Problem to work on:
Could you extract every line of each record below and repeat it word for word?

Entries drawn from a collection
════════

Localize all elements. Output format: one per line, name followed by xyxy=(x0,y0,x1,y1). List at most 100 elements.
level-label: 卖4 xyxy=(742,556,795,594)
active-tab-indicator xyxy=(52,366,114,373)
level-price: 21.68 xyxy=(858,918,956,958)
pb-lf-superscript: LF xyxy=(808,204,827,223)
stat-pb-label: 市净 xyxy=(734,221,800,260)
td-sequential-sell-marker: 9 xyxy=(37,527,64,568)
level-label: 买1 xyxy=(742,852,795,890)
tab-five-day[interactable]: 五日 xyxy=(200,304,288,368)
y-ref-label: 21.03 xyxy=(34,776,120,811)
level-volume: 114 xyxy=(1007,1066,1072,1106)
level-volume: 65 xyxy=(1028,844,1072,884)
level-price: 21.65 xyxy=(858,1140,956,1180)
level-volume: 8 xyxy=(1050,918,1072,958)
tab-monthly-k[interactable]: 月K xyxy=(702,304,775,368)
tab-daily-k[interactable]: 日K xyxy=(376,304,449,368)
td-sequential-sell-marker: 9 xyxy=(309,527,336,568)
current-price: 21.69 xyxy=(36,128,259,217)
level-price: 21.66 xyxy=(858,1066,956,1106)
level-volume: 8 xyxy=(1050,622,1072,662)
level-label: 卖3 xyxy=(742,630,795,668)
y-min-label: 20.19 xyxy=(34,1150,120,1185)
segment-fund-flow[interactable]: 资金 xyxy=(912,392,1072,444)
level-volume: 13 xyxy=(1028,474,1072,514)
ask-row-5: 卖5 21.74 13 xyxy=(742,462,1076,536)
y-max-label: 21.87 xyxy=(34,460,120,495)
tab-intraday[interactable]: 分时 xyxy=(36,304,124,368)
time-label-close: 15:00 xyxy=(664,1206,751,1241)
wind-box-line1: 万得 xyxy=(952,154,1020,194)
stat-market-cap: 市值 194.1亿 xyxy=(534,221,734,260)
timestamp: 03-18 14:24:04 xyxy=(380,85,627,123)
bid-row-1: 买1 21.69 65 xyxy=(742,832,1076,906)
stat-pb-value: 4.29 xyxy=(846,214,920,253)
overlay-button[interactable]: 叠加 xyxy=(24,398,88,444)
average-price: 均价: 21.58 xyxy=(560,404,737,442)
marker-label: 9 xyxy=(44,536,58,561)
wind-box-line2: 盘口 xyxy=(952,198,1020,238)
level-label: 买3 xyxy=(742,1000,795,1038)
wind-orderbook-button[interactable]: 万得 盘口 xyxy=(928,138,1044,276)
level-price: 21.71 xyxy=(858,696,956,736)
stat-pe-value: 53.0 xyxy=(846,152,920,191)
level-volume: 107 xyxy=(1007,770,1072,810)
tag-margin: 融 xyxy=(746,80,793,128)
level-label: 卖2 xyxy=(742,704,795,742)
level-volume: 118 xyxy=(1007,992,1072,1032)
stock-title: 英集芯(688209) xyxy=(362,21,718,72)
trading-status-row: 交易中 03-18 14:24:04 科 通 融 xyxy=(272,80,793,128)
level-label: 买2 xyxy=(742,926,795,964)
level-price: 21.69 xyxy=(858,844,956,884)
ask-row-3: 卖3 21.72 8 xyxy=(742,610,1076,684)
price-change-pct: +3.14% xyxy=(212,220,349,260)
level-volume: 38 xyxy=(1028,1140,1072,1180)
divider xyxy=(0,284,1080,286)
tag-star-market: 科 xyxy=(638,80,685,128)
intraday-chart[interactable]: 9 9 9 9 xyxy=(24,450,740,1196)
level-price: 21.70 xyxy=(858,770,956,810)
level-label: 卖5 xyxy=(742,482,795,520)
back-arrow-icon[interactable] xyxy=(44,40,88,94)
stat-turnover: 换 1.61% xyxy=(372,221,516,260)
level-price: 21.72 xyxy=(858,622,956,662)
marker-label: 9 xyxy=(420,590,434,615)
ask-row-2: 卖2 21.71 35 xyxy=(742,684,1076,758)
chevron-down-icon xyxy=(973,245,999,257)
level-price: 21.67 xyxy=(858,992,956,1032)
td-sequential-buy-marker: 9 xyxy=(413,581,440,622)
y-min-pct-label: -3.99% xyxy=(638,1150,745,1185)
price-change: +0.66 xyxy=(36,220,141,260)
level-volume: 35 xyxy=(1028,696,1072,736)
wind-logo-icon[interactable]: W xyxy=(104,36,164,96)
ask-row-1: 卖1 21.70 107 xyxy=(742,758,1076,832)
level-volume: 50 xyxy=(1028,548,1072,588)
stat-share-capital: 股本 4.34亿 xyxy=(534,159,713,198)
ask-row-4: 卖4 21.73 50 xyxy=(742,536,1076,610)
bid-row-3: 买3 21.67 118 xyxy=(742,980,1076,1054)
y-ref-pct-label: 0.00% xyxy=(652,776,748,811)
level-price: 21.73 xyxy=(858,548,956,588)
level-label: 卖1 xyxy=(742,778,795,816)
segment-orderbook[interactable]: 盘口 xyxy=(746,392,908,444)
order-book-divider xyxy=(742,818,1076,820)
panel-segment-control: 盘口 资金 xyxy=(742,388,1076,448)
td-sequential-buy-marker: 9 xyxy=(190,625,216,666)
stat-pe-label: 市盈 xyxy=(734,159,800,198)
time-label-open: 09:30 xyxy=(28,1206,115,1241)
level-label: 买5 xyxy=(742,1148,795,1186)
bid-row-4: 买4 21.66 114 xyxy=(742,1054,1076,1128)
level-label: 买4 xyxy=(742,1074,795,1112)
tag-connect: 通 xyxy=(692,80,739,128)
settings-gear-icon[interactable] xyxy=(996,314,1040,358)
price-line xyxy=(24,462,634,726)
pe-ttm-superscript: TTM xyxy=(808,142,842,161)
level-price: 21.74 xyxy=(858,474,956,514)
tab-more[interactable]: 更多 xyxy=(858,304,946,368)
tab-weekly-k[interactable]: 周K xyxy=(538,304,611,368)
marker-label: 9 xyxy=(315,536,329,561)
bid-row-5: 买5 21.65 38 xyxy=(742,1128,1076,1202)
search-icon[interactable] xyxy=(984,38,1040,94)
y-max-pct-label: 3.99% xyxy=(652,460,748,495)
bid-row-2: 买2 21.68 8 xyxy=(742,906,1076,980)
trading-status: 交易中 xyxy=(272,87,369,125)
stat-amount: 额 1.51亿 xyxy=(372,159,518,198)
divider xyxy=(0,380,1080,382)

════════

Task response:
Localize all elements. Output format: one per line, name followed by xyxy=(x0,y0,x1,y1). List at most 100 elements.
level-label: 卖4 xyxy=(742,556,795,594)
active-tab-indicator xyxy=(52,366,114,373)
level-price: 21.68 xyxy=(858,918,956,958)
pb-lf-superscript: LF xyxy=(808,204,827,223)
stat-pb-label: 市净 xyxy=(734,221,800,260)
td-sequential-sell-marker: 9 xyxy=(37,527,64,568)
level-label: 买1 xyxy=(742,852,795,890)
tab-five-day[interactable]: 五日 xyxy=(200,304,288,368)
y-ref-label: 21.03 xyxy=(34,776,120,811)
level-volume: 114 xyxy=(1007,1066,1072,1106)
level-volume: 65 xyxy=(1028,844,1072,884)
level-price: 21.65 xyxy=(858,1140,956,1180)
level-volume: 8 xyxy=(1050,918,1072,958)
tab-monthly-k[interactable]: 月K xyxy=(702,304,775,368)
tab-daily-k[interactable]: 日K xyxy=(376,304,449,368)
td-sequential-sell-marker: 9 xyxy=(309,527,336,568)
current-price: 21.69 xyxy=(36,128,259,217)
level-price: 21.66 xyxy=(858,1066,956,1106)
level-volume: 8 xyxy=(1050,622,1072,662)
level-label: 卖3 xyxy=(742,630,795,668)
y-min-label: 20.19 xyxy=(34,1150,120,1185)
segment-fund-flow[interactable]: 资金 xyxy=(912,392,1072,444)
level-volume: 13 xyxy=(1028,474,1072,514)
ask-row-5: 卖5 21.74 13 xyxy=(742,462,1076,536)
y-max-label: 21.87 xyxy=(34,460,120,495)
tab-intraday[interactable]: 分时 xyxy=(36,304,124,368)
time-label-close: 15:00 xyxy=(664,1206,751,1241)
wind-box-line1: 万得 xyxy=(952,154,1020,194)
stat-market-cap: 市值 194.1亿 xyxy=(534,221,734,260)
timestamp: 03-18 14:24:04 xyxy=(380,85,627,123)
bid-row-1: 买1 21.69 65 xyxy=(742,832,1076,906)
stat-pb-value: 4.29 xyxy=(846,214,920,253)
overlay-button[interactable]: 叠加 xyxy=(24,398,88,444)
average-price: 均价: 21.58 xyxy=(560,404,737,442)
marker-label: 9 xyxy=(44,536,58,561)
wind-box-line2: 盘口 xyxy=(952,198,1020,238)
level-label: 买3 xyxy=(742,1000,795,1038)
wind-orderbook-button[interactable]: 万得 盘口 xyxy=(928,138,1044,276)
level-price: 21.71 xyxy=(858,696,956,736)
stat-pe-value: 53.0 xyxy=(846,152,920,191)
level-volume: 107 xyxy=(1007,770,1072,810)
tag-margin: 融 xyxy=(746,80,793,128)
level-label: 卖2 xyxy=(742,704,795,742)
level-volume: 118 xyxy=(1007,992,1072,1032)
stock-title: 英集芯(688209) xyxy=(362,21,718,72)
trading-status-row: 交易中 03-18 14:24:04 科 通 融 xyxy=(272,80,793,128)
level-label: 买2 xyxy=(742,926,795,964)
level-price: 21.69 xyxy=(858,844,956,884)
ask-row-3: 卖3 21.72 8 xyxy=(742,610,1076,684)
price-change-pct: +3.14% xyxy=(212,220,349,260)
level-volume: 38 xyxy=(1028,1140,1072,1180)
divider xyxy=(0,284,1080,286)
tag-star-market: 科 xyxy=(638,80,685,128)
intraday-chart[interactable]: 9 9 9 9 xyxy=(24,450,740,1196)
level-price: 21.70 xyxy=(858,770,956,810)
level-label: 卖5 xyxy=(742,482,795,520)
back-arrow-icon[interactable] xyxy=(44,40,88,94)
stat-turnover: 换 1.61% xyxy=(372,221,516,260)
level-price: 21.72 xyxy=(858,622,956,662)
marker-label: 9 xyxy=(420,590,434,615)
ask-row-2: 卖2 21.71 35 xyxy=(742,684,1076,758)
chevron-down-icon xyxy=(973,245,999,257)
level-price: 21.67 xyxy=(858,992,956,1032)
td-sequential-buy-marker: 9 xyxy=(413,581,440,622)
y-min-pct-label: -3.99% xyxy=(638,1150,745,1185)
price-change: +0.66 xyxy=(36,220,141,260)
level-volume: 35 xyxy=(1028,696,1072,736)
wind-logo-icon[interactable]: W xyxy=(104,36,164,96)
ask-row-1: 卖1 21.70 107 xyxy=(742,758,1076,832)
level-volume: 50 xyxy=(1028,548,1072,588)
stat-share-capital: 股本 4.34亿 xyxy=(534,159,713,198)
ask-row-4: 卖4 21.73 50 xyxy=(742,536,1076,610)
bid-row-3: 买3 21.67 118 xyxy=(742,980,1076,1054)
y-ref-pct-label: 0.00% xyxy=(652,776,748,811)
level-price: 21.73 xyxy=(858,548,956,588)
level-label: 卖1 xyxy=(742,778,795,816)
segment-orderbook[interactable]: 盘口 xyxy=(746,392,908,444)
order-book-divider xyxy=(742,818,1076,820)
panel-segment-control: 盘口 资金 xyxy=(742,388,1076,448)
td-sequential-buy-marker: 9 xyxy=(190,625,216,666)
stat-pe-label: 市盈 xyxy=(734,159,800,198)
time-label-open: 09:30 xyxy=(28,1206,115,1241)
level-label: 买5 xyxy=(742,1148,795,1186)
bid-row-4: 买4 21.66 114 xyxy=(742,1054,1076,1128)
level-label: 买4 xyxy=(742,1074,795,1112)
tag-connect: 通 xyxy=(692,80,739,128)
settings-gear-icon[interactable] xyxy=(996,314,1040,358)
price-line xyxy=(24,462,634,726)
pe-ttm-superscript: TTM xyxy=(808,142,842,161)
level-price: 21.74 xyxy=(858,474,956,514)
tab-more[interactable]: 更多 xyxy=(858,304,946,368)
tab-weekly-k[interactable]: 周K xyxy=(538,304,611,368)
marker-label: 9 xyxy=(315,536,329,561)
bid-row-5: 买5 21.65 38 xyxy=(742,1128,1076,1202)
search-icon[interactable] xyxy=(984,38,1040,94)
y-max-pct-label: 3.99% xyxy=(652,460,748,495)
bid-row-2: 买2 21.68 8 xyxy=(742,906,1076,980)
trading-status: 交易中 xyxy=(272,87,369,125)
stat-amount: 额 1.51亿 xyxy=(372,159,518,198)
divider xyxy=(0,380,1080,382)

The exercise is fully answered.